_Exercise prompt:_
Wherever the string "бюджетные" appears, copy the whole line.

_Record extracts:_
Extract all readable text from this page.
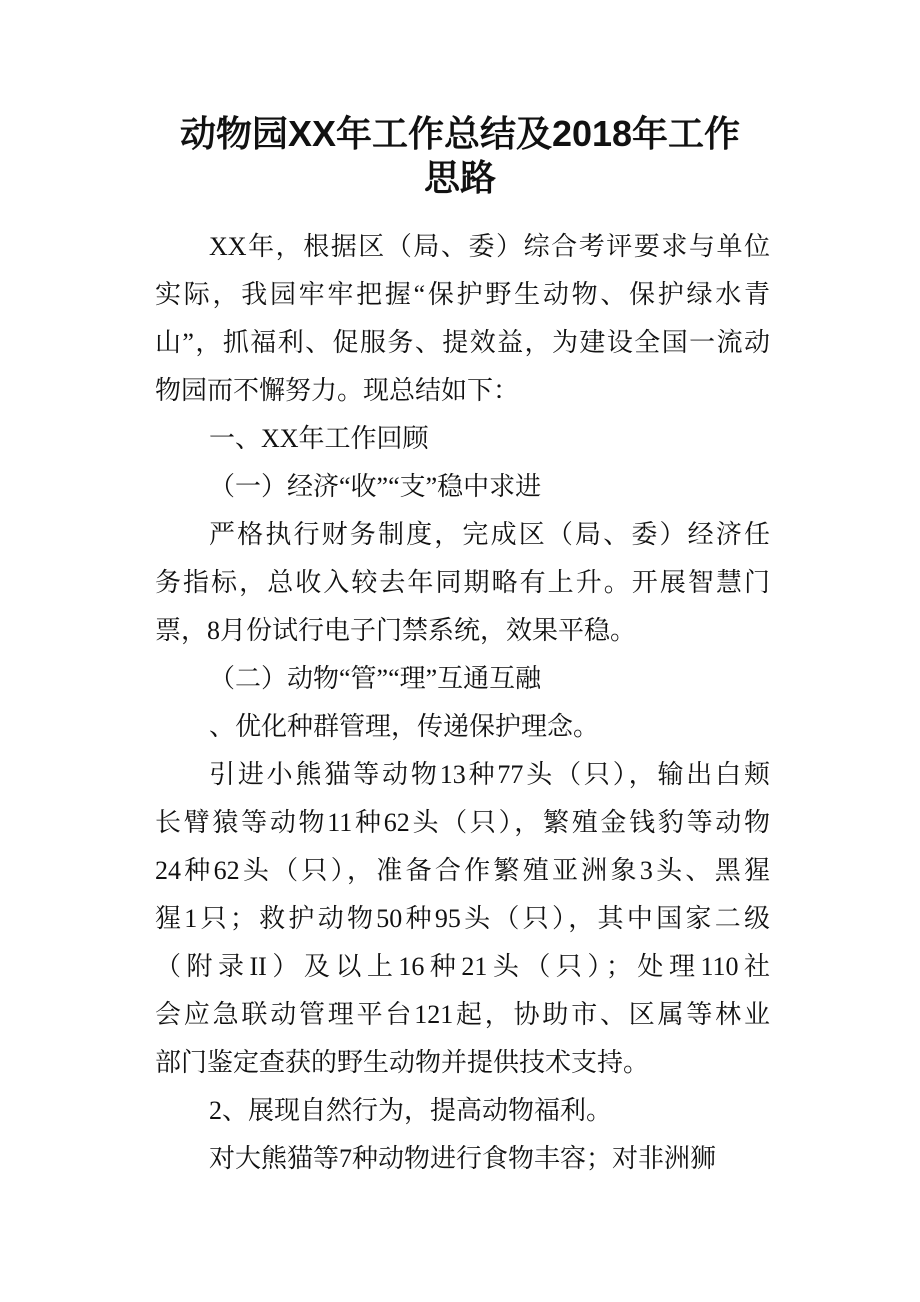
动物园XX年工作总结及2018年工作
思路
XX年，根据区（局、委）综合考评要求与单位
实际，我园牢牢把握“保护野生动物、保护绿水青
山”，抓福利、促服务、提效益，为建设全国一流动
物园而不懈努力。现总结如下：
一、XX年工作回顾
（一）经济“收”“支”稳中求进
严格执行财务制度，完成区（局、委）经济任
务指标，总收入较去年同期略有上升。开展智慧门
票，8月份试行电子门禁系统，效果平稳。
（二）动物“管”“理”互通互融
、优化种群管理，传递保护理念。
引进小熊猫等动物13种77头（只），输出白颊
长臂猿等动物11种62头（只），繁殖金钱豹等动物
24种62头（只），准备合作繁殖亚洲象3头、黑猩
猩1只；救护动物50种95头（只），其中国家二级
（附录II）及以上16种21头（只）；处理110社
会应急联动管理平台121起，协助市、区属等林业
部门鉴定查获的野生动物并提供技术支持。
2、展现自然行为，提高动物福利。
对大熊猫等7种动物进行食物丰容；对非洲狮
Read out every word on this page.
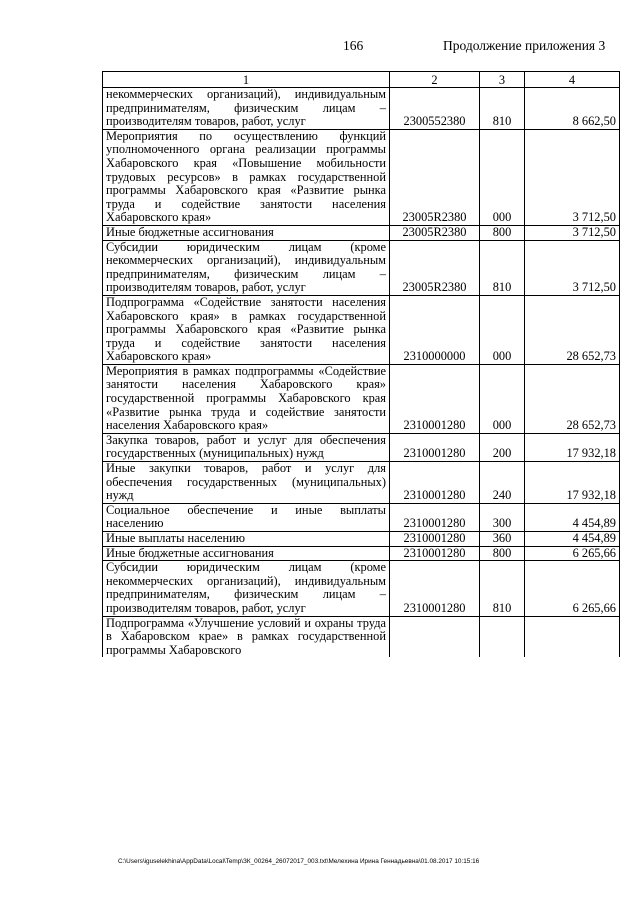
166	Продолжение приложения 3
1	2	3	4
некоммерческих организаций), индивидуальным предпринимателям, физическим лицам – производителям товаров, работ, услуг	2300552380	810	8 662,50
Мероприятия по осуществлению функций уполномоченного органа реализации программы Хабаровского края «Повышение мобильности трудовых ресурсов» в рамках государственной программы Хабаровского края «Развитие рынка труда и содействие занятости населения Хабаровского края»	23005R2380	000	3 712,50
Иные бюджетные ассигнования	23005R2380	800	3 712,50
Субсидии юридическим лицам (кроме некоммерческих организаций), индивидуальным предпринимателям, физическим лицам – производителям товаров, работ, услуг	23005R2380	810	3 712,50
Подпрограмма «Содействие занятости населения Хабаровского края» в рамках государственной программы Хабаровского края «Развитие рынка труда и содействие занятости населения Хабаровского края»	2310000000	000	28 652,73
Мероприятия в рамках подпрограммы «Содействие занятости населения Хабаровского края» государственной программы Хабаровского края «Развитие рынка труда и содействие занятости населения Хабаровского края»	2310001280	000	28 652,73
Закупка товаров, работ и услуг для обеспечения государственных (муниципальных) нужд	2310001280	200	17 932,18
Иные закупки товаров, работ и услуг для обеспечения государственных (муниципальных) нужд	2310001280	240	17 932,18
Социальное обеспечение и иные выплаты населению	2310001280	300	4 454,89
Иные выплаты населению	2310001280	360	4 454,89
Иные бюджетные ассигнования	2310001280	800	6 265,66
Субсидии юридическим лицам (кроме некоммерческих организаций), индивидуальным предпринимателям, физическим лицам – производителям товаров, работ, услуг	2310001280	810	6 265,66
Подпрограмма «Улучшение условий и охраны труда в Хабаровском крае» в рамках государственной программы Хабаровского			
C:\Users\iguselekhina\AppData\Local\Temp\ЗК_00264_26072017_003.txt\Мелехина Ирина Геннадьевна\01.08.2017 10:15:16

_Solution to the exercise:_
Иные бюджетные ассигнования	23005R2380	800	3 712,50
Иные бюджетные ассигнования	2310001280	800	6 265,66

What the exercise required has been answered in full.